* START Provided material *
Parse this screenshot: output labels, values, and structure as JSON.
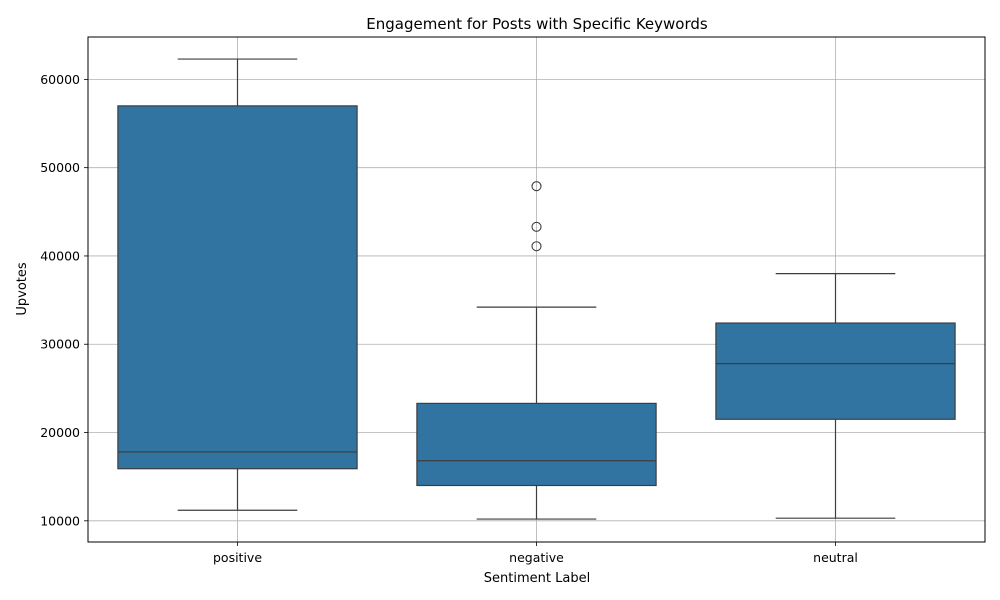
{
  "chart_data": {
    "type": "box",
    "title": "Engagement for Posts with Specific Keywords",
    "xlabel": "Sentiment Label",
    "ylabel": "Upvotes",
    "ylim": [
      7600,
      64800
    ],
    "yticks": [
      10000,
      20000,
      30000,
      40000,
      50000,
      60000
    ],
    "ytick_labels": [
      "10000",
      "20000",
      "30000",
      "40000",
      "50000",
      "60000"
    ],
    "grid": true,
    "box_color": "#3274a1",
    "edge_color": "#3d3d3d",
    "categories": [
      "positive",
      "negative",
      "neutral"
    ],
    "boxes": [
      {
        "category": "positive",
        "whisker_low": 11200,
        "q1": 15900,
        "median": 17800,
        "q3": 57000,
        "whisker_high": 62300,
        "outliers": []
      },
      {
        "category": "negative",
        "whisker_low": 10200,
        "q1": 14000,
        "median": 16800,
        "q3": 23300,
        "whisker_high": 34200,
        "outliers": [
          41100,
          43300,
          47900
        ]
      },
      {
        "category": "neutral",
        "whisker_low": 10300,
        "q1": 21500,
        "median": 27800,
        "q3": 32400,
        "whisker_high": 38000,
        "outliers": []
      }
    ]
  }
}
* END Provided material *
# Problem:
Restate the records word for word, omitting images.

# Output:
Parse this screenshot: output labels, values, and structure as JSON.
{
  "chart_data": {
    "type": "box",
    "title": "Engagement for Posts with Specific Keywords",
    "xlabel": "Sentiment Label",
    "ylabel": "Upvotes",
    "ylim": [
      7600,
      64800
    ],
    "yticks": [
      10000,
      20000,
      30000,
      40000,
      50000,
      60000
    ],
    "ytick_labels": [
      "10000",
      "20000",
      "30000",
      "40000",
      "50000",
      "60000"
    ],
    "grid": true,
    "box_color": "#3274a1",
    "edge_color": "#3d3d3d",
    "categories": [
      "positive",
      "negative",
      "neutral"
    ],
    "boxes": [
      {
        "category": "positive",
        "whisker_low": 11200,
        "q1": 15900,
        "median": 17800,
        "q3": 57000,
        "whisker_high": 62300,
        "outliers": []
      },
      {
        "category": "negative",
        "whisker_low": 10200,
        "q1": 14000,
        "median": 16800,
        "q3": 23300,
        "whisker_high": 34200,
        "outliers": [
          41100,
          43300,
          47900
        ]
      },
      {
        "category": "neutral",
        "whisker_low": 10300,
        "q1": 21500,
        "median": 27800,
        "q3": 32400,
        "whisker_high": 38000,
        "outliers": []
      }
    ]
  }
}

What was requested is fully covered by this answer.